WHAT IS REQUIRED
Please transcribe the data below in full, word for word, without the images.

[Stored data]
*** Begin section ***

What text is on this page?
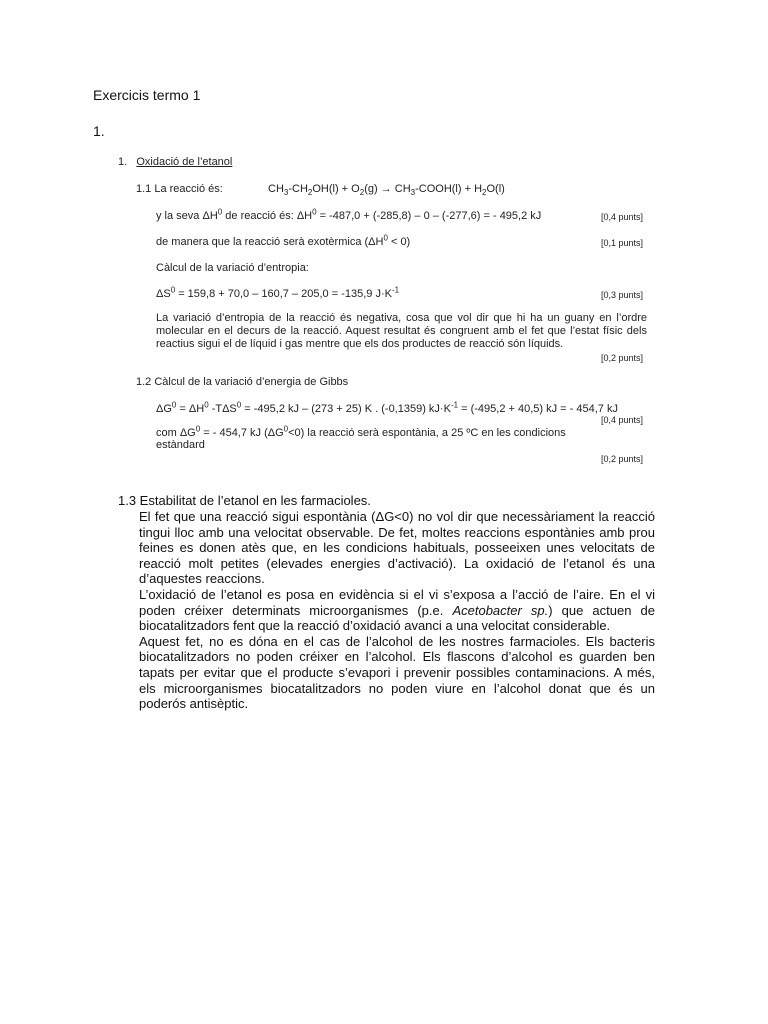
Exercicis termo 1
1.
1. Oxidació de l’etanol
1.1 La reacció és:	$CH_3-CH_2OH(l) + O_2(g)$ → $CH_3-COOH(l) + H_2O(l)$
y la seva $\Delta H^0$ de reacció és: $\Delta H^0 = -487,0 + (-285,8) - 0 - (-277,6)$ = - 495,2 kJ	[0,4 punts]
de manera que la reacció serà exotèrmica $(\Delta H^0 < 0)$	[0,1 punts]
Càlcul de la variació d’entropia:
$\Delta S^0 = 159,8 + 70,0 - 160,7 - 205,0 = -135,9$ $J\cdot K^{-1}$
[0,3 punts]
La variació d’entropia de la reacció és negativa, cosa que vol dir que hi ha un guany en l’ordre molecular en el decurs de la reacció. Aquest resultat és congruent amb el fet que l’estat físic dels reactius sigui el de líquid i gas mentre que els dos productes de reacció són líquids.
[0,2 punts]
1.2 Càlcul de la variació d’energia de Gibbs
$\Delta G^0 = \Delta H^0$ $-T\Delta S^0 = -495,2$ kJ – (273 + 25) K . (-0,1359) $kJ\cdot K^{-1} = (-495,2 + 40,5)$ kJ = - 454,7 kJ
[0,4 punts]
com $\Delta G^0$ = - 454,7 kJ $(\Delta G^0<0)$ la reacció serà espontània, a 25 ºC en les condicions
estàndard
[0,2 punts]
1.3 Estabilitat de l’etanol en les farmacioles.
El fet que una reacció sigui espontània (ΔG<0) no vol dir que necessàriament la reacció tingui lloc amb una velocitat observable. De fet, moltes reaccions espontànies amb prou feines es donen atès que, en les condicions habituals, posseeixen unes velocitats de reacció molt petites (elevades energies d’activació). La oxidació de l’etanol és una d’aquestes reaccions.
L’oxidació de l’etanol es posa en evidència si el vi s’exposa a l’acció de l’aire. En el vi poden créixer determinats microorganismes (p.e. Acetobacter sp.) que actuen de biocatalitzadors fent que la reacció d’oxidació avanci a una velocitat considerable.
Aquest fet, no es dóna en el cas de l’alcohol de les nostres farmacioles. Els bacteris biocatalitzadors no poden créixer en l’alcohol. Els flascons d’alcohol es guarden ben tapats per evitar que el producte s’evapori i prevenir possibles contaminacions. A més, els microorganismes biocatalitzadors no poden viure en l’alcohol donat que és un poderós antisèptic.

*** End section ***

COMPLETED EXERCISE
What text is on this page?
Exercicis termo 1
1.
1. Oxidació de l’etanol
1.1 La reacció és:	$CH_3-CH_2OH(l) + O_2(g)$ → $CH_3-COOH(l) + H_2O(l)$
y la seva $\Delta H^0$ de reacció és: $\Delta H^0 = -487,0 + (-285,8) - 0 - (-277,6)$ = - 495,2 kJ	[0,4 punts]
de manera que la reacció serà exotèrmica $(\Delta H^0 < 0)$	[0,1 punts]
Càlcul de la variació d’entropia:
$\Delta S^0 = 159,8 + 70,0 - 160,7 - 205,0 = -135,9$ $J\cdot K^{-1}$
[0,3 punts]
La variació d’entropia de la reacció és negativa, cosa que vol dir que hi ha un guany en l’ordre molecular en el decurs de la reacció. Aquest resultat és congruent amb el fet que l’estat físic dels reactius sigui el de líquid i gas mentre que els dos productes de reacció són líquids.
[0,2 punts]
1.2 Càlcul de la variació d’energia de Gibbs
$\Delta G^0 = \Delta H^0$ $-T\Delta S^0 = -495,2$ kJ – (273 + 25) K . (-0,1359) $kJ\cdot K^{-1} = (-495,2 + 40,5)$ kJ = - 454,7 kJ
[0,4 punts]
com $\Delta G^0$ = - 454,7 kJ $(\Delta G^0<0)$ la reacció serà espontània, a 25 ºC en les condicions
estàndard
[0,2 punts]
1.3 Estabilitat de l’etanol en les farmacioles.
El fet que una reacció sigui espontània (ΔG<0) no vol dir que necessàriament la reacció tingui lloc amb una velocitat observable. De fet, moltes reaccions espontànies amb prou feines es donen atès que, en les condicions habituals, posseeixen unes velocitats de reacció molt petites (elevades energies d’activació). La oxidació de l’etanol és una d’aquestes reaccions.
L’oxidació de l’etanol es posa en evidència si el vi s’exposa a l’acció de l’aire. En el vi poden créixer determinats microorganismes (p.e. Acetobacter sp.) que actuen de biocatalitzadors fent que la reacció d’oxidació avanci a una velocitat considerable.
Aquest fet, no es dóna en el cas de l’alcohol de les nostres farmacioles. Els bacteris biocatalitzadors no poden créixer en l’alcohol. Els flascons d’alcohol es guarden ben tapats per evitar que el producte s’evapori i prevenir possibles contaminacions. A més, els microorganismes biocatalitzadors no poden viure en l’alcohol donat que és un poderós antisèptic.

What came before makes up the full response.